(Saved data entries):
※ ※ ※

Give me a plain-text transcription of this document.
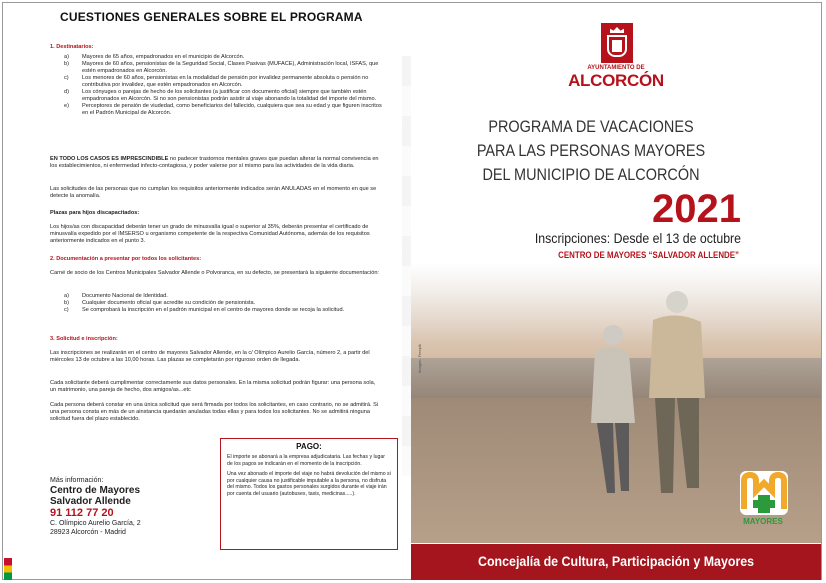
CUESTIONES GENERALES SOBRE EL PROGRAMA
1. Destinatarios:
a)	Mayores de 65 años, empadronados en el municipio de Alcorcón.
b)	Mayores de 60 años, pensionistas de la Seguridad Social, Clases Pasivas (MUFACE), Administración local, ISFAS, que estén empadronados en Alcorcón.
c)	Los menores de 60 años, pensionistas en la modalidad de pensión por invalidez permanente absoluta o pensión no contributiva por invalidez, que estén empadronados en Alcorcón.
d)	Los cónyuges o parejas de hecho de los solicitantes (a justificar con documento oficial) siempre que también estén empadronados en Alcorcón. Si no son pensionistas podrán asistir al viaje abonando la totalidad del importe del mismo.
e)	Perceptores de pensión de viudedad, como beneficiarios del fallecido, cualquiera que sea su edad y que figuren inscritos en el Padrón Municipal de Alcorcón.
EN TODO LOS CASOS ES IMPRESCINDIBLE no padecer trastornos mentales graves que puedan alterar la normal convivencia en los establecimientos, ni enfermedad infecto-contagiosa, y poder valerse por sí mismo para las actividades de la vida diaria.
Las solicitudes de las personas que no cumplan los requisitos anteriormente indicados serán ANULADAS en el momento en que se detecte la anomalía.
Plazas para hijos discapacitados:
Los hijos/as con discapacidad deberán tener un grado de minusvalía igual o superior al 35%, deberán presentar el certificado de minusvalía expedido por el IMSERSO u organismo competente de la respectiva Comunidad Autónoma, además de los requisitos anteriormente indicados en el punto 3.
2. Documentación a presentar por todos los solicitantes:
Carné de socio de los Centros Municipales Salvador Allende o Polvoranca, en su defecto, se presentará la siguiente documentación:
a)	Documento Nacional de Identidad.
b)	Cualquier documento oficial que acredite su condición de pensionista.
c)	Se comprobará la inscripción en el padrón municipal en el centro de mayores donde se recoja la solicitud.
3. Solicitud e inscripción:
Las inscripciones se realizarán en el centro de mayores Salvador Allende, en la c/ Olímpico Aurelio García, número 2, a partir del miércoles 13 de octubre a las 10,00 horas. Las plazas se completarán por riguroso orden de llegada.
Cada solicitante deberá cumplimentar correctamente sus datos personales. En la misma solicitud podrán figurar: una persona sola, un matrimonio, una pareja de hecho, dos amigos/as...etc
Cada persona deberá constar en una única solicitud que será firmada por todos los solicitantes, en caso contrario, no se admitirá. Si una persona consta en más de un ainstancia quedarán anuladas todas ellas y para todos los solicitantes. No se admitirá ninguna solicitud fuera del plazo establecido.
Más información:
Centro de Mayores
Salvador Allende
91 112 77 20
C. Olímpico Aurelio García, 2
28923 Alcorcón - Madrid
PAGO:

El importe se abonará a la empresa adjudicataria. Las fechas y lugar de los pagos se indicarán en el momento de la inscripción.

Una vez abonado el importe del viaje no habrá devolución del mismo si por cualquier causa no justificable imputable a la persona, no disfruta del mismo. Todos los gastos personales surgidos durante el viaje irán por cuenta del usuario (autobuses, taxis, medicinas.....).

Imagen: Freepik
AYUNTAMIENTO DE
ALCORCÓN
PROGRAMA DE VACACIONES
PARA LAS PERSONAS MAYORES
DEL MUNICIPIO DE ALCORCÓN
2021
Inscripciones: Desde el 13 de octubre
CENTRO DE MAYORES “SALVADOR ALLENDE”
MAYORES
Concejalía de Cultura, Participación y Mayores
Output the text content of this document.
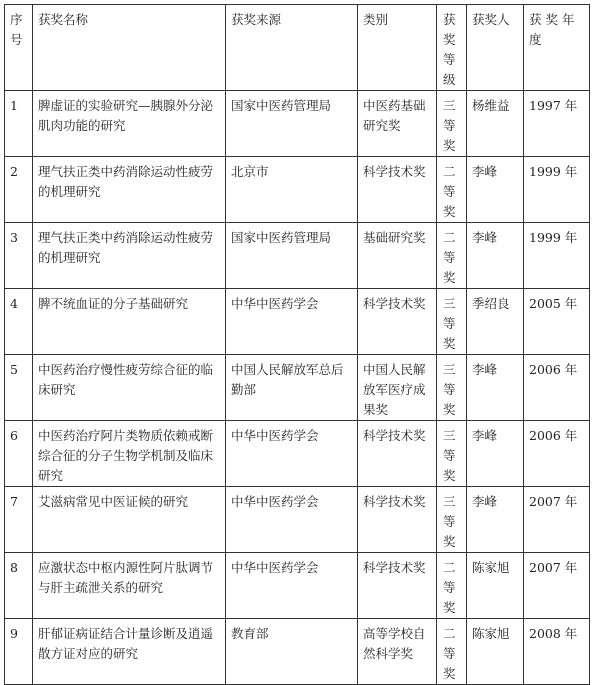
序号	获奖名称	获奖来源	类别	获奖等级	获奖人	获 奖 年度
1	脾虚证的实验研究—胰腺外分泌肌肉功能的研究	国家中医药管理局	中医药基础研究奖	三等奖	杨维益	1997 年
2	理气扶正类中药消除运动性疲劳的机理研究	北京市	科学技术奖	二等奖	李峰	1999 年
3	理气扶正类中药消除运动性疲劳的机理研究	国家中医药管理局	基础研究奖	二等奖	李峰	1999 年
4	脾不统血证的分子基础研究	中华中医药学会	科学技术奖	三等奖	季绍良	2005 年
5	中医药治疗慢性疲劳综合征的临床研究	中国人民解放军总后勤部	中国人民解放军医疗成果奖	三等奖	李峰	2006 年
6	中医药治疗阿片类物质依赖戒断综合征的分子生物学机制及临床研究	中华中医药学会	科学技术奖	三等奖	李峰	2006 年
7	艾滋病常见中医证候的研究	中华中医药学会	科学技术奖	三等奖	李峰	2007 年
8	应激状态中枢内源性阿片肽调节与肝主疏泄关系的研究	中华中医药学会	科学技术奖	二等奖	陈家旭	2007 年
9	肝郁证病证结合计量诊断及逍遥散方证对应的研究	教育部	高等学校自然科学奖	二等奖	陈家旭	2008 年
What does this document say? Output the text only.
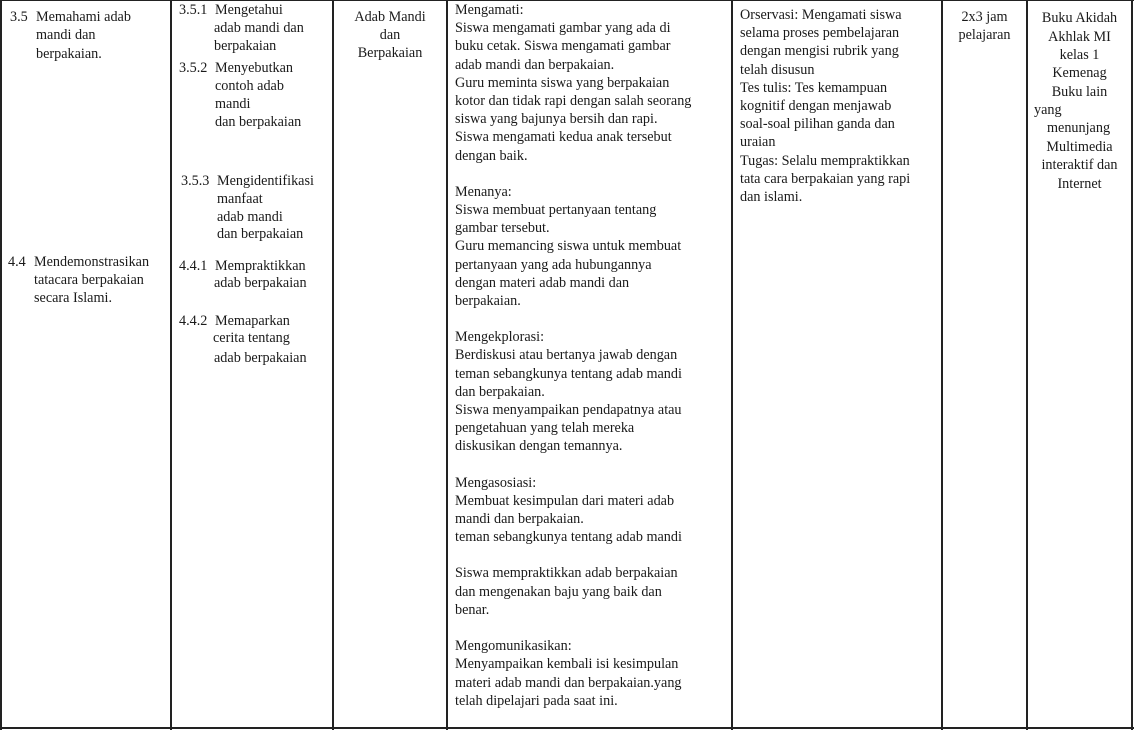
3.5 Memahami adab
mandi dan
berpakaian.
4.4 Mendemonstrasikan
tatacara berpakaian
secara Islami.
3.5.1 Mengetahui
adab mandi dan
berpakaian
3.5.2 Menyebutkan
contoh adab
mandi
dan berpakaian
3.5.3 Mengidentifikasi
manfaat
adab mandi
dan berpakaian
4.4.1 Mempraktikkan
adab berpakaian
4.4.2 Memaparkan
cerita tentang
adab berpakaian
Adab Mandi
dan
Berpakaian
Mengamati:
Siswa mengamati gambar yang ada di
buku cetak. Siswa mengamati gambar
adab mandi dan berpakaian.
Guru meminta siswa yang berpakaian
kotor dan tidak rapi dengan salah seorang
siswa yang bajunya bersih dan rapi.
Siswa mengamati kedua anak tersebut
dengan baik.
Menanya:
Siswa membuat pertanyaan tentang
gambar tersebut.
Guru memancing siswa untuk membuat
pertanyaan yang ada hubungannya
dengan materi adab mandi dan
berpakaian.
Mengekplorasi:
Berdiskusi atau bertanya jawab dengan
teman sebangkunya tentang adab mandi
dan berpakaian.
Siswa menyampaikan pendapatnya atau
pengetahuan yang telah mereka
diskusikan dengan temannya.
Mengasosiasi:
Membuat kesimpulan dari materi adab
mandi dan berpakaian.
teman sebangkunya tentang adab mandi
Siswa mempraktikkan adab berpakaian
dan mengenakan baju yang baik dan
benar.
Mengomunikasikan:
Menyampaikan kembali isi kesimpulan
materi adab mandi dan berpakaian.yang
telah dipelajari pada saat ini.
Orservasi: Mengamati siswa
selama proses pembelajaran
dengan mengisi rubrik yang
telah disusun
Tes tulis: Tes kemampuan
kognitif dengan menjawab
soal-soal pilihan ganda dan
uraian
Tugas: Selalu mempraktikkan
tata cara berpakaian yang rapi
dan islami.
2x3 jam
pelajaran
Buku Akidah
Akhlak MI
kelas 1
Kemenag
Buku lain
yang
menunjang
Multimedia
interaktif dan
Internet
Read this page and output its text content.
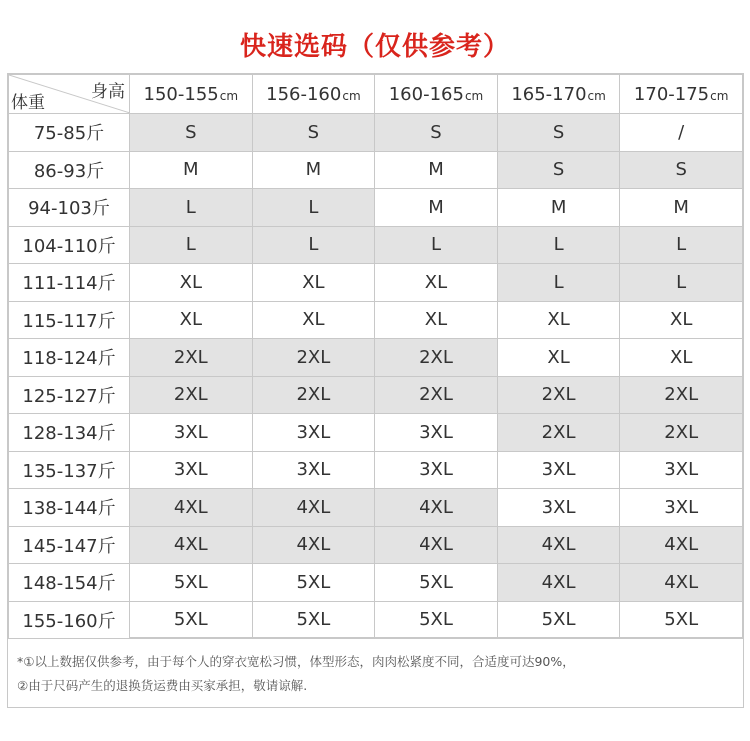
快速选码（仅供参考）
身高
体重	150-155cm	156-160cm	160-165cm	165-170cm	170-175cm
75-85斤	S	S	S	S	/
86-93斤	M	M	M	S	S
94-103斤	L	L	M	M	M
104-110斤	L	L	L	L	L
111-114斤	XL	XL	XL	L	L
115-117斤	XL	XL	XL	XL	XL
118-124斤	2XL	2XL	2XL	XL	XL
125-127斤	2XL	2XL	2XL	2XL	2XL
128-134斤	3XL	3XL	3XL	2XL	2XL
135-137斤	3XL	3XL	3XL	3XL	3XL
138-144斤	4XL	4XL	4XL	3XL	3XL
145-147斤	4XL	4XL	4XL	4XL	4XL
148-154斤	5XL	5XL	5XL	4XL	4XL
155-160斤	5XL	5XL	5XL	5XL	5XL
*①以上数据仅供参考，由于每个人的穿衣宽松习惯，体型形态，肉肉松紧度不同，合适度可达90%，
②由于尺码产生的退换货运费由买家承担，敬请谅解.
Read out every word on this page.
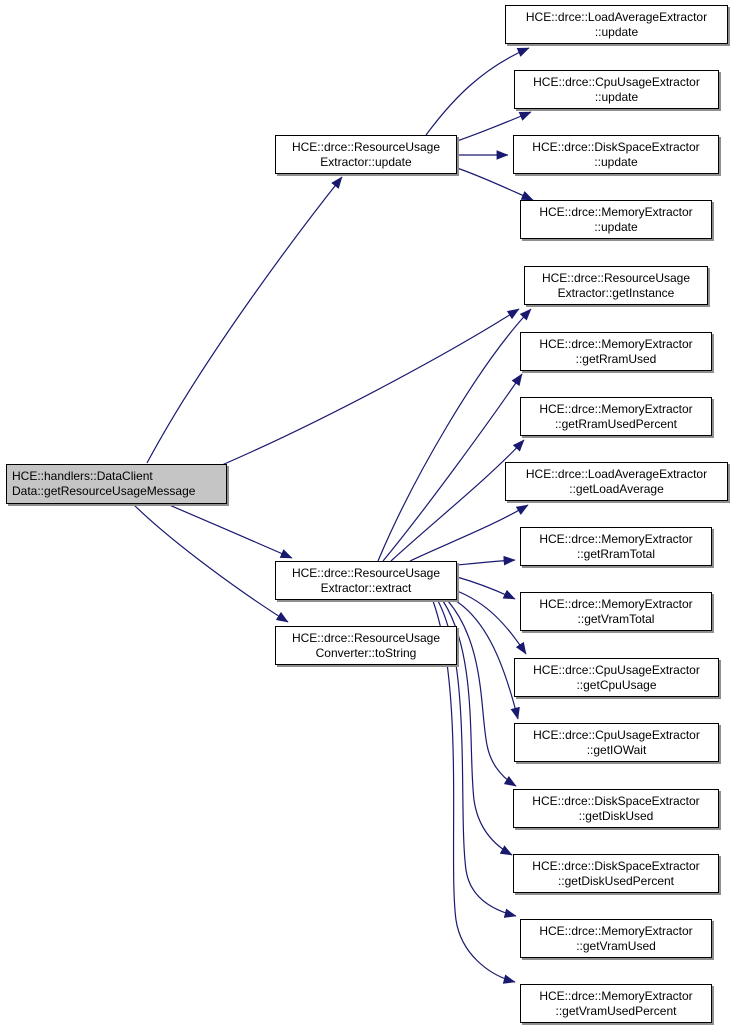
HCE::handlers::DataClient
Data::getResourceUsageMessage
HCE::drce::ResourceUsage
Extractor::update
HCE::drce::ResourceUsage
Extractor::extract
HCE::drce::ResourceUsage
Converter::toString
HCE::drce::LoadAverageExtractor
::update
HCE::drce::CpuUsageExtractor
::update
HCE::drce::DiskSpaceExtractor
::update
HCE::drce::MemoryExtractor
::update
HCE::drce::ResourceUsage
Extractor::getInstance
HCE::drce::MemoryExtractor
::getRramUsed
HCE::drce::MemoryExtractor
::getRramUsedPercent
HCE::drce::LoadAverageExtractor
::getLoadAverage
HCE::drce::MemoryExtractor
::getRramTotal
HCE::drce::MemoryExtractor
::getVramTotal
HCE::drce::CpuUsageExtractor
::getCpuUsage
HCE::drce::CpuUsageExtractor
::getIOWait
HCE::drce::DiskSpaceExtractor
::getDiskUsed
HCE::drce::DiskSpaceExtractor
::getDiskUsedPercent
HCE::drce::MemoryExtractor
::getVramUsed
HCE::drce::MemoryExtractor
::getVramUsedPercent
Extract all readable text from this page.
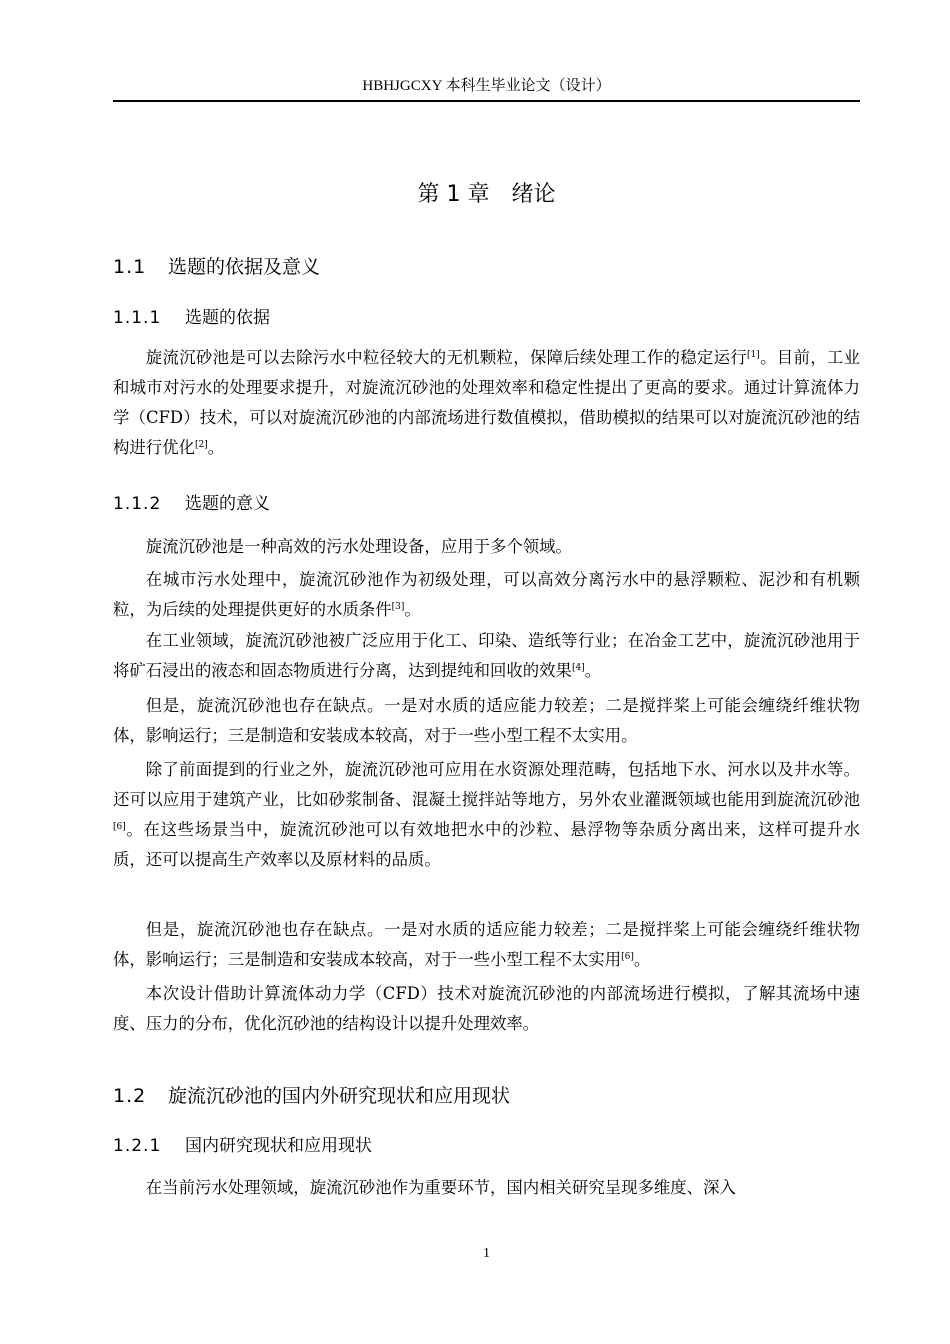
HBHJGCXY 本科生毕业论文（设计）
第 1 章　绪论
1.1 选题的依据及意义
1.1.1 选题的依据

旋流沉砂池是可以去除污水中粒径较大的无机颗粒，保障后续处理工作的稳定运行[1]。目前，工业和城市对污水的处理要求提升，对旋流沉砂池的处理效率和稳定性提出了更高的要求。通过计算流体力学（CFD）技术，可以对旋流沉砂池的内部流场进行数值模拟，借助模拟的结果可以对旋流沉砂池的结构进行优化[2]。

1.1.2 选题的意义

旋流沉砂池是一种高效的污水处理设备，应用于多个领域。

在城市污水处理中，旋流沉砂池作为初级处理，可以高效分离污水中的悬浮颗粒、泥沙和有机颗粒，为后续的处理提供更好的水质条件[3]。

在工业领域，旋流沉砂池被广泛应用于化工、印染、造纸等行业；在冶金工艺中，旋流沉砂池用于将矿石浸出的液态和固态物质进行分离，达到提纯和回收的效果[4]。

但是，旋流沉砂池也存在缺点。一是对水质的适应能力较差；二是搅拌桨上可能会缠绕纤维状物体，影响运行；三是制造和安装成本较高，对于一些小型工程不太实用。

除了前面提到的行业之外，旋流沉砂池可应用在水资源处理范畴，包括地下水、河水以及井水等。还可以应用于建筑产业，比如砂浆制备、混凝土搅拌站等地方，另外农业灌溉领域也能用到旋流沉砂池[6]。在这些场景当中，旋流沉砂池可以有效地把水中的沙粒、悬浮物等杂质分离出来，这样可提升水质，还可以提高生产效率以及原材料的品质。

但是，旋流沉砂池也存在缺点。一是对水质的适应能力较差；二是搅拌桨上可能会缠绕纤维状物体，影响运行；三是制造和安装成本较高，对于一些小型工程不太实用[6]。

本次设计借助计算流体动力学（CFD）技术对旋流沉砂池的内部流场进行模拟，了解其流场中速度、压力的分布，优化沉砂池的结构设计以提升处理效率。

1.2 旋流沉砂池的国内外研究现状和应用现状
1.2.1 国内研究现状和应用现状

在当前污水处理领域，旋流沉砂池作为重要环节，国内相关研究呈现多维度、深入

1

※ ※ ※

(THE PROBLEM): Return a copy of every line that includes the word "page".

(EXERCISE SOLUTION):
Read this page and output its text content.
Read out every word on this page.
Extract all readable text from this page.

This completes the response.